- EXERCISE PROMPT -
The records below are to be copied word for word, with every picture left out.

- Extracted data entries -
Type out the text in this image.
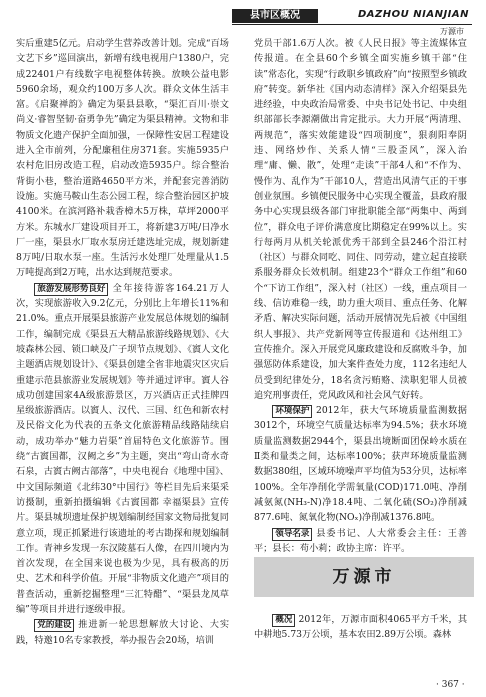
县市区概况	DAZHOU NIANJIAN
万源市

实后重建5亿元。启动学生营养改善计划。完成“百场文艺下乡”巡回演出，新增有线电视用户1380户，完成22401户有线数字电视整体转换。放映公益电影5960余场，观众约100万多人次。群众文体生活丰富。《启聚禅韵》确定为渠县县歌，“渠汇百川·崇文尚义·睿智坚韧·奋勇争先”确定为渠县精神。文物和非物质文化遗产保护全面加强，一保障性安居工程建设进入全市前列，分配廉租住房371套。实施5935户农村危旧房改造工程，启动改造5935户。综合整治背街小巷，整治道路4650平方米，并配套完善消防设施。实施马鞍山生态公园工程，综合整治园区护坡4100米。在滨河路补栽香樟木5万株，草坪2000平方米。东城水厂建设项目开工，将新建3万吨/日净水厂一座，渠县水厂取水泵房迁建选址完成，规划新建8万吨/日取水泵一座。生活污水处理厂处理量从1.5万吨提高到2万吨，出水达到规范要求。

旅游发展形势良好 全年接待游客164.21万人次，实现旅游收入9.2亿元，分别比上年增长11%和21.0%。重点开展渠县旅游产业发展总体规划的编制工作，编制完成《渠县五大精品旅游线路规划》、《大坡森林公园、锁口峡及广子坝节点规划》、《賨人文化主题酒店规划设计》、《渠县创建全省非地震灾区灾后重建示范县旅游业发展规划》等并通过评审。賨人谷成功创建国家4A级旅游景区，万兴酒店正式挂牌四星级旅游酒店。以賨人、汉代、三国、红色和新农村及民俗文化为代表的五条文化旅游精品线路陆续启动，成功举办“魅力岩渠”首届特色文化旅游节。围绕“古賨国都，汉阙之乡”为主题，突出“弯山奇水奇石泉，古賨古阙古部落”，中央电视台《地理中国》、中文国际频道《北纬30°中国行》等栏目先后来渠采访摄制，重新拍摄编辑《古賨国都 幸福渠县》宣传片。渠县城坝遗址保护规划编制经国家文物局批复同意立项，现正抓紧进行该遗址的考古勘探和规划编制工作。青神乡发现一东汉陵墓石人像，在四川境内为首次发现，在全国来说也极为少见，具有极高的历史、艺术和科学价值。开展“非物质文化遗产”项目的普查活动，重新挖掘整理“三汇特醋”、“渠县龙凤草编”等项目并进行逐级申报。

党的建设 推进新一轮思想解放大讨论、大实践，特邀10名专家教授，举办报告会20场，培训

党员干部1.6万人次。被《人民日报》等主流媒体宣传报道。在全县60个乡镇全面实施乡镇干部“住读”常态化，实现“行政职乡镇政府”向“按照型乡镇政府”转变。新华社《国内动态清样》深入介绍渠县先进经验，中央政治局常委、中央书记处书记、中央组织部部长李源潮做出肯定批示。大力开展“两清理、两规范”，落实效能建设“四项制度”，狠刹阳奉阴违、网络炒作、关系人情“三股歪风”，深入治理“庸、懒、散”，处理“走读”干部4人和“不作为、慢作为、乱作为”干部10人，营造出风清气正的干事创业氛围。乡镇便民服务中心实现全覆盖，县政府服务中心实现县级各部门审批职能全部“两集中、两到位”，群众电子评价满意度比期稳定在99%以上。实行每两月从机关轮派优秀干部到全县246个沿江村（社区）与群众同吃、同住、同劳动，建立起直接联系服务群众长效机制。组建23个“群众工作组”和60个“下访工作组”，深入村（社区）一线，重点项目一线、信访难稳一线，助力重大项目、重点任务、化解矛盾、解决实际问题，活动开展情况先后被《中国组织人事报》、共产党新网等宣传报道和《达州组工》宣传推介。深入开展党风廉政建设和反腐败斗争，加强惩防体系建设，加大案件查处力度，112名违纪人员受到纪律处分，18名贪污贿赂、渎职犯罪人员被追究刑事责任，党风政风和社会风气好转。

环境保护 2012年，获大气环境质量监测数据3012个，环境空气质量达标率为94.5%；获水环境质量监测数据2944个，渠县出境断面团保岭水质在Ⅱ类和量类之间，达标率100%；获声环境质量监测数据380组，区域环境噪声平均值为53分贝，达标率100%。全年净削化学需氧量(COD)171.0吨、净削减氨氮(NH₃-N)净18.4吨、二氧化硫(SO₂)净削减877.6吨、氮氧化物(NOₓ)净削减1376.8吨。

领导名录 县委书记、人大常委会主任：王善平；县长：苟小莉；政协主席：许平。

万源市

概况 2012年，万源市面积4065平方千米，其中耕地5.73万公顷，基本农田2.89万公顷。森林

· 367 ·
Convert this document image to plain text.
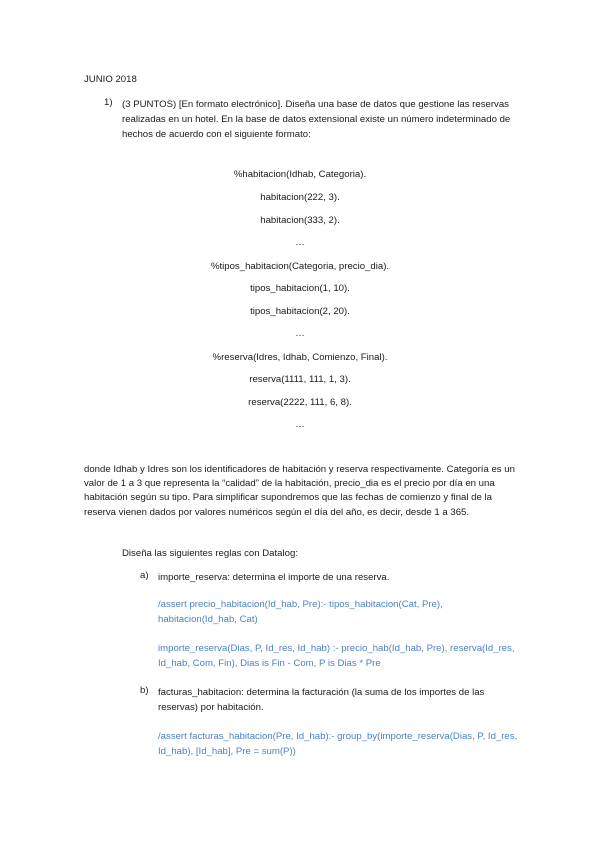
JUNIO 2018
1) (3 PUNTOS) [En formato electrónico]. Diseña una base de datos que gestione las reservas realizadas en un hotel. En la base de datos extensional existe un número indeterminado de hechos de acuerdo con el siguiente formato:
%habitacion(Idhab, Categoria).
habitacion(222, 3).
habitacion(333, 2).
…
%tipos_habitacion(Categoria, precio_dia).
tipos_habitacion(1, 10).
tipos_habitacion(2, 20).
…
%reserva(Idres, Idhab, Comienzo, Final).
reserva(1111, 111, 1, 3).
reserva(2222, 111, 6, 8).
…
donde Idhab y Idres son los identificadores de habitación y reserva respectivamente. Categoría es un valor de 1 a 3 que representa la “calidad” de la habitación, precio_dia es el precio por día en una habitación según su tipo. Para simplificar supondremos que las fechas de comienzo y final de la reserva vienen dados por valores numéricos según el día del año, es decir, desde 1 a 365.
Diseña las siguientes reglas con Datalog:
a) importe_reserva: determina el importe de una reserva.
/assert precio_habitacion(Id_hab, Pre):- tipos_habitacion(Cat, Pre), habitacion(Id_hab, Cat)
importe_reserva(Dias, P, Id_res, Id_hab) :- precio_hab(Id_hab, Pre), reserva(Id_res, Id_hab, Com, Fin), Dias is Fin - Com, P is Dias * Pre
b) facturas_habitacion: determina la facturación (la suma de los importes de las reservas) por habitación.
/assert facturas_habitacion(Pre, Id_hab):- group_by(importe_reserva(Dias, P, Id_res, Id_hab), [Id_hab], Pre = sum(P))
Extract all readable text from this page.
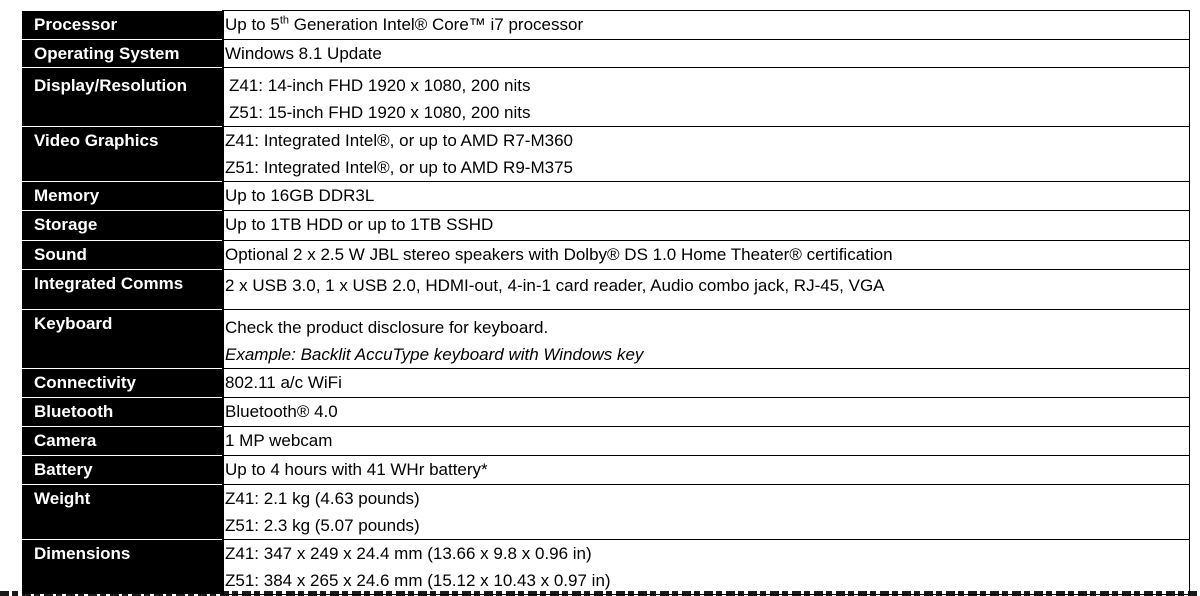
Processor	Up to 5th Generation Intel® Core™ i7 processor
Operating System	Windows 8.1 Update

Display/Resolution	Z41: 14-inch FHD 1920 x 1080, 200 nits
Z51: 15-inch FHD 1920 x 1080, 200 nits

Video Graphics	Z41: Integrated Intel®, or up to AMD R7-M360
Z51: Integrated Intel®, or up to AMD R9-M375

Memory	Up to 16GB DDR3L

Storage	Up to 1TB HDD or up to 1TB SSHD

Sound	Optional 2 x 2.5 W JBL stereo speakers with Dolby® DS 1.0 Home Theater® certification

Integrated Comms	2 x USB 3.0, 1 x USB 2.0, HDMI-out, 4-in-1 card reader, Audio combo jack, RJ-45, VGA

Keyboard	Check the product disclosure for keyboard.
Example: Backlit AccuType keyboard with Windows key

Connectivity	802.11 a/c WiFi

Bluetooth	Bluetooth® 4.0

Camera	1 MP webcam

Battery	Up to 4 hours with 41 WHr battery*

Weight	Z41: 2.1 kg (4.63 pounds)
Z51: 2.3 kg (5.07 pounds)

Dimensions	Z41: 347 x 249 x 24.4 mm (13.66 x 9.8 x 0.96 in)
Z51: 384 x 265 x 24.6 mm (15.12 x 10.43 x 0.97 in)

- REPLY -
Type out the text in this image.
县市区概况	DAZHOU NIANJIAN
万源市

实后重建5亿元。启动学生营养改善计划。完成“百场文艺下乡”巡回演出，新增有线电视用户1380户，完成22401户有线数字电视整体转换。放映公益电影5960余场，观众约100万多人次。群众文体生活丰富。《启聚禅韵》确定为渠县县歌，“渠汇百川·崇文尚义·睿智坚韧·奋勇争先”确定为渠县精神。文物和非物质文化遗产保护全面加强，一保障性安居工程建设进入全市前列，分配廉租住房371套。实施5935户农村危旧房改造工程，启动改造5935户。综合整治背街小巷，整治道路4650平方米，并配套完善消防设施。实施马鞍山生态公园工程，综合整治园区护坡4100米。在滨河路补栽香樟木5万株，草坪2000平方米。东城水厂建设项目开工，将新建3万吨/日净水厂一座，渠县水厂取水泵房迁建选址完成，规划新建8万吨/日取水泵一座。生活污水处理厂处理量从1.5万吨提高到2万吨，出水达到规范要求。

旅游发展形势良好 全年接待游客164.21万人次，实现旅游收入9.2亿元，分别比上年增长11%和21.0%。重点开展渠县旅游产业发展总体规划的编制工作，编制完成《渠县五大精品旅游线路规划》、《大坡森林公园、锁口峡及广子坝节点规划》、《賨人文化主题酒店规划设计》、《渠县创建全省非地震灾区灾后重建示范县旅游业发展规划》等并通过评审。賨人谷成功创建国家4A级旅游景区，万兴酒店正式挂牌四星级旅游酒店。以賨人、汉代、三国、红色和新农村及民俗文化为代表的五条文化旅游精品线路陆续启动，成功举办“魅力岩渠”首届特色文化旅游节。围绕“古賨国都，汉阙之乡”为主题，突出“弯山奇水奇石泉，古賨古阙古部落”，中央电视台《地理中国》、中文国际频道《北纬30°中国行》等栏目先后来渠采访摄制，重新拍摄编辑《古賨国都 幸福渠县》宣传片。渠县城坝遗址保护规划编制经国家文物局批复同意立项，现正抓紧进行该遗址的考古勘探和规划编制工作。青神乡发现一东汉陵墓石人像，在四川境内为首次发现，在全国来说也极为少见，具有极高的历史、艺术和科学价值。开展“非物质文化遗产”项目的普查活动，重新挖掘整理“三汇特醋”、“渠县龙凤草编”等项目并进行逐级申报。

党的建设 推进新一轮思想解放大讨论、大实践，特邀10名专家教授，举办报告会20场，培训

党员干部1.6万人次。被《人民日报》等主流媒体宣传报道。在全县60个乡镇全面实施乡镇干部“住读”常态化，实现“行政职乡镇政府”向“按照型乡镇政府”转变。新华社《国内动态清样》深入介绍渠县先进经验，中央政治局常委、中央书记处书记、中央组织部部长李源潮做出肯定批示。大力开展“两清理、两规范”，落实效能建设“四项制度”，狠刹阳奉阴违、网络炒作、关系人情“三股歪风”，深入治理“庸、懒、散”，处理“走读”干部4人和“不作为、慢作为、乱作为”干部10人，营造出风清气正的干事创业氛围。乡镇便民服务中心实现全覆盖，县政府服务中心实现县级各部门审批职能全部“两集中、两到位”，群众电子评价满意度比期稳定在99%以上。实行每两月从机关轮派优秀干部到全县246个沿江村（社区）与群众同吃、同住、同劳动，建立起直接联系服务群众长效机制。组建23个“群众工作组”和60个“下访工作组”，深入村（社区）一线，重点项目一线、信访难稳一线，助力重大项目、重点任务、化解矛盾、解决实际问题，活动开展情况先后被《中国组织人事报》、共产党新网等宣传报道和《达州组工》宣传推介。深入开展党风廉政建设和反腐败斗争，加强惩防体系建设，加大案件查处力度，112名违纪人员受到纪律处分，18名贪污贿赂、渎职犯罪人员被追究刑事责任，党风政风和社会风气好转。

环境保护 2012年，获大气环境质量监测数据3012个，环境空气质量达标率为94.5%；获水环境质量监测数据2944个，渠县出境断面团保岭水质在Ⅱ类和量类之间，达标率100%；获声环境质量监测数据380组，区域环境噪声平均值为53分贝，达标率100%。全年净削化学需氧量(COD)171.0吨、净削减氨氮(NH₃-N)净18.4吨、二氧化硫(SO₂)净削减877.6吨、氮氧化物(NOₓ)净削减1376.8吨。

领导名录 县委书记、人大常委会主任：王善平；县长：苟小莉；政协主席：许平。

万源市

概况 2012年，万源市面积4065平方千米，其中耕地5.73万公顷，基本农田2.89万公顷。森林

· 367 ·
Convert this document image to plain text.
JUNIO 2018
1) (3 PUNTOS) [En formato electrónico]. Diseña una base de datos que gestione las reservas realizadas en un hotel. En la base de datos extensional existe un número indeterminado de hechos de acuerdo con el siguiente formato:
%habitacion(Idhab, Categoria).
habitacion(222, 3).
habitacion(333, 2).
…
%tipos_habitacion(Categoria, precio_dia).
tipos_habitacion(1, 10).
tipos_habitacion(2, 20).
…
%reserva(Idres, Idhab, Comienzo, Final).
reserva(1111, 111, 1, 3).
reserva(2222, 111, 6, 8).
…
donde Idhab y Idres son los identificadores de habitación y reserva respectivamente. Categoría es un valor de 1 a 3 que representa la “calidad” de la habitación, precio_dia es el precio por día en una habitación según su tipo. Para simplificar supondremos que las fechas de comienzo y final de la reserva vienen dados por valores numéricos según el día del año, es decir, desde 1 a 365.
Diseña las siguientes reglas con Datalog:
a) importe_reserva: determina el importe de una reserva.
/assert precio_habitacion(Id_hab, Pre):- tipos_habitacion(Cat, Pre), habitacion(Id_hab, Cat)
importe_reserva(Dias, P, Id_res, Id_hab) :- precio_hab(Id_hab, Pre), reserva(Id_res, Id_hab, Com, Fin), Dias is Fin - Com, P is Dias * Pre
b) facturas_habitacion: determina la facturación (la suma de los importes de las reservas) por habitación.
/assert facturas_habitacion(Pre, Id_hab):- group_by(importe_reserva(Dias, P, Id_res, Id_hab), [Id_hab], Pre = sum(P))
Extract all readable text from this page.
Processor	Up to 5th Generation Intel® Core™ i7 processor
Operating System	Windows 8.1 Update

Display/Resolution	Z41: 14-inch FHD 1920 x 1080, 200 nits
Z51: 15-inch FHD 1920 x 1080, 200 nits

Video Graphics	Z41: Integrated Intel®, or up to AMD R7-M360
Z51: Integrated Intel®, or up to AMD R9-M375

Memory	Up to 16GB DDR3L

Storage	Up to 1TB HDD or up to 1TB SSHD

Sound	Optional 2 x 2.5 W JBL stereo speakers with Dolby® DS 1.0 Home Theater® certification

Integrated Comms	2 x USB 3.0, 1 x USB 2.0, HDMI-out, 4-in-1 card reader, Audio combo jack, RJ-45, VGA

Keyboard	Check the product disclosure for keyboard.
Example: Backlit AccuType keyboard with Windows key

Connectivity	802.11 a/c WiFi

Bluetooth	Bluetooth® 4.0

Camera	1 MP webcam

Battery	Up to 4 hours with 41 WHr battery*

Weight	Z41: 2.1 kg (4.63 pounds)
Z51: 2.3 kg (5.07 pounds)

Dimensions	Z41: 347 x 249 x 24.4 mm (13.66 x 9.8 x 0.96 in)
Z51: 384 x 265 x 24.6 mm (15.12 x 10.43 x 0.97 in)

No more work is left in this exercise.